Written task = Everything in the listing except the pictures should be written out exactly.

Working data =
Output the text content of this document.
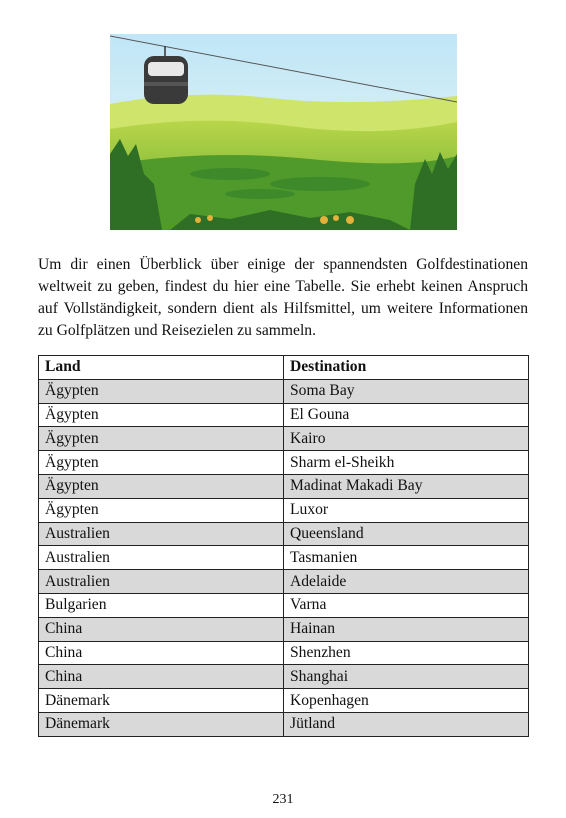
Um dir einen Überblick über einige der spannendsten Golfdestinationen weltweit zu geben, findest du hier eine Tabelle. Sie erhebt keinen Anspruch auf Vollständigkeit, sondern dient als Hilfsmittel, um weitere Informationen zu Golfplätzen und Reisezielen zu sammeln.

Land	Destination
Ägypten	Soma Bay
Ägypten	El Gouna
Ägypten	Kairo
Ägypten	Sharm el-Sheikh
Ägypten	Madinat Makadi Bay
Ägypten	Luxor
Australien	Queensland
Australien	Tasmanien
Australien	Adelaide
Bulgarien	Varna
China	Hainan
China	Shenzhen
China	Shanghai
Dänemark	Kopenhagen
Dänemark	Jütland
231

The answer =
Output the text content of this document.
Um dir einen Überblick über einige der spannendsten Golfdestinationen weltweit zu geben, findest du hier eine Tabelle. Sie erhebt keinen Anspruch auf Vollständigkeit, sondern dient als Hilfsmittel, um weitere Informationen zu Golfplätzen und Reisezielen zu sammeln.

Land	Destination
Ägypten	Soma Bay
Ägypten	El Gouna
Ägypten	Kairo
Ägypten	Sharm el-Sheikh
Ägypten	Madinat Makadi Bay
Ägypten	Luxor
Australien	Queensland
Australien	Tasmanien
Australien	Adelaide
Bulgarien	Varna
China	Hainan
China	Shenzhen
China	Shanghai
Dänemark	Kopenhagen
Dänemark	Jütland
231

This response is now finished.